[Raw records]
+-------+

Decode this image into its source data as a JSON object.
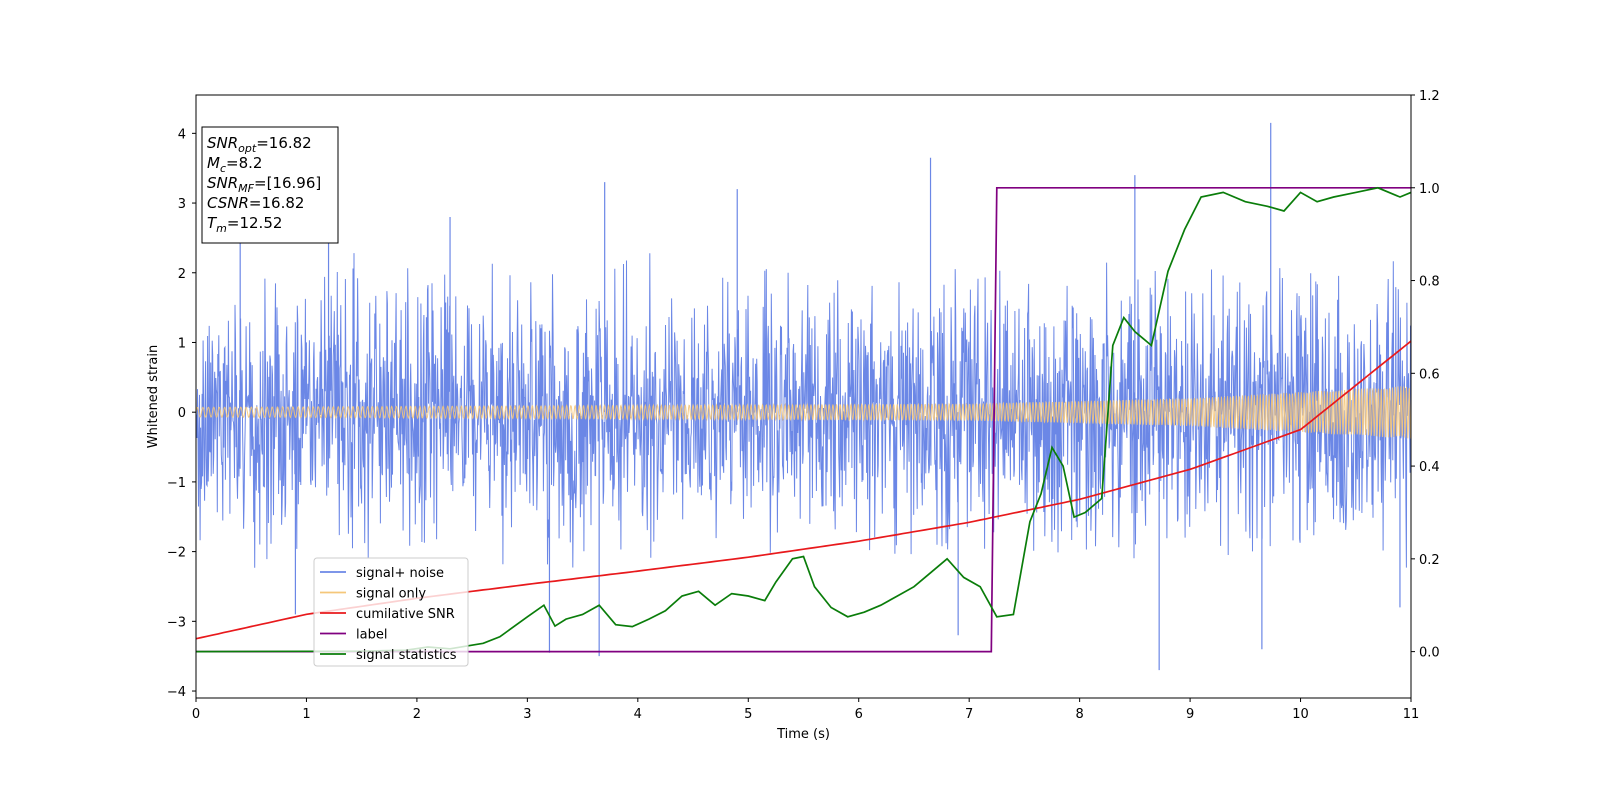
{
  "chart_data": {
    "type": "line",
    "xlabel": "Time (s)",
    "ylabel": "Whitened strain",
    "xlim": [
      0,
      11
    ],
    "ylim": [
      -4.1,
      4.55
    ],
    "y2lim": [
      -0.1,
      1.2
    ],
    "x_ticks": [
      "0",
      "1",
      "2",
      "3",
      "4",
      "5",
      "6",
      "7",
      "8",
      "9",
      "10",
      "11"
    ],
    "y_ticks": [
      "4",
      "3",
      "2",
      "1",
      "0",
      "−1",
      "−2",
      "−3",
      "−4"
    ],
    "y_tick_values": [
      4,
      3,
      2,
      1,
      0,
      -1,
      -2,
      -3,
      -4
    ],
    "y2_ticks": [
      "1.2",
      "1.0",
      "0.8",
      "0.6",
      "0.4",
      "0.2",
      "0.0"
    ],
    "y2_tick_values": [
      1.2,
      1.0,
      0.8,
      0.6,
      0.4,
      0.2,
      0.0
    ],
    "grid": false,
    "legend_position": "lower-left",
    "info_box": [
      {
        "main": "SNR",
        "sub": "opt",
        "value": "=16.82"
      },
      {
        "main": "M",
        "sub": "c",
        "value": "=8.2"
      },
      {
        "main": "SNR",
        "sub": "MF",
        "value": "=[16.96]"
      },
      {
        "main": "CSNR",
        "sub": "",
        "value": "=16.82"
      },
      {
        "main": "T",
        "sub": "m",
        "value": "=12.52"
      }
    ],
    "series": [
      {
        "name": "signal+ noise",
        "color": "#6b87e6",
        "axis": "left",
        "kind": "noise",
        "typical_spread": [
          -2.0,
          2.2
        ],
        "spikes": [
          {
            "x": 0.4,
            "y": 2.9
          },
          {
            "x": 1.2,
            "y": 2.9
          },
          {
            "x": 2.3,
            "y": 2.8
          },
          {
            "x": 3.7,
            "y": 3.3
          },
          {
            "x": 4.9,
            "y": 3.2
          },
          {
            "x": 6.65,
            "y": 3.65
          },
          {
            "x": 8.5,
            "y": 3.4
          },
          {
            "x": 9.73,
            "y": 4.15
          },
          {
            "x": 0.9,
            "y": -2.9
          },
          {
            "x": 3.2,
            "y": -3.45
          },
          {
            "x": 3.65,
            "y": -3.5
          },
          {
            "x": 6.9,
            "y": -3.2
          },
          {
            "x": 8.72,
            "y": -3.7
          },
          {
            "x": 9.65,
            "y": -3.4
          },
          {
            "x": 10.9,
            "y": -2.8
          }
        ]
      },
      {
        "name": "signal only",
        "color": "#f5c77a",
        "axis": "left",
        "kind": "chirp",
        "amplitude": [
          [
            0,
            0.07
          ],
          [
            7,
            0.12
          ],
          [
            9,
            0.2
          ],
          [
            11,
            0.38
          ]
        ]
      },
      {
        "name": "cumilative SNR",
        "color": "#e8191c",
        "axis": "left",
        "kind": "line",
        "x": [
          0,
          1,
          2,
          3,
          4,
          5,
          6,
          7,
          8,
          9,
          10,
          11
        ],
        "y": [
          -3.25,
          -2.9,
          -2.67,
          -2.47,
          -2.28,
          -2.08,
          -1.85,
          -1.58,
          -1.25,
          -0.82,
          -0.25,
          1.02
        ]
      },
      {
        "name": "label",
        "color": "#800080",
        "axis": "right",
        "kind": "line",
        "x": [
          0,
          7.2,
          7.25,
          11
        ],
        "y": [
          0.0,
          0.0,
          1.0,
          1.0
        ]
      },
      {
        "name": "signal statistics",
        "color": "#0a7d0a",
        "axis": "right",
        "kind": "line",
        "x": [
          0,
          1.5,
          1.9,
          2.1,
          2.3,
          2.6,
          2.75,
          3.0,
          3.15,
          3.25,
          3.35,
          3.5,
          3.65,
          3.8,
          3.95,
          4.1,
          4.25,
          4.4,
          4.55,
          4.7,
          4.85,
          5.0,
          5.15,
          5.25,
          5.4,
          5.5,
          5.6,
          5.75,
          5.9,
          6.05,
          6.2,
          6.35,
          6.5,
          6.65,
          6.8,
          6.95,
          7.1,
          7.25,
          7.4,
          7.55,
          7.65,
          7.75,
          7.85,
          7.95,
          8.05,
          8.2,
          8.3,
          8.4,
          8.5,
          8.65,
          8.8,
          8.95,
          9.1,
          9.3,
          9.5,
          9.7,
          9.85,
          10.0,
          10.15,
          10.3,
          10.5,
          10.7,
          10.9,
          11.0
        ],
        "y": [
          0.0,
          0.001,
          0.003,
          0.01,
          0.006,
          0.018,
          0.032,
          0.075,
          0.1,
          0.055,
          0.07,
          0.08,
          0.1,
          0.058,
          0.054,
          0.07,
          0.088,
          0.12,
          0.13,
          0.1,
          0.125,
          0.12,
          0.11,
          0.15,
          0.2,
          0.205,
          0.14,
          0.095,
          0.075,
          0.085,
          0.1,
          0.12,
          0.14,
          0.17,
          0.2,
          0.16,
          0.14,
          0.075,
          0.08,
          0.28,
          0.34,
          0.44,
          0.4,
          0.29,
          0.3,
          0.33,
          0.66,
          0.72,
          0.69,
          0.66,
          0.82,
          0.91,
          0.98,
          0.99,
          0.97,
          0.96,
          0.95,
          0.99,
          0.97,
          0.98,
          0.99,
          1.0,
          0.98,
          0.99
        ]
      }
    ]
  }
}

+-------+

▶ [Direction]:
Search the records for the word "name", then list every line that has it.

▶ [The answer]:
        "name": "signal+ noise",
        "name": "signal only",
        "name": "cumilative SNR",
        "name": "label",
        "name": "signal statistics",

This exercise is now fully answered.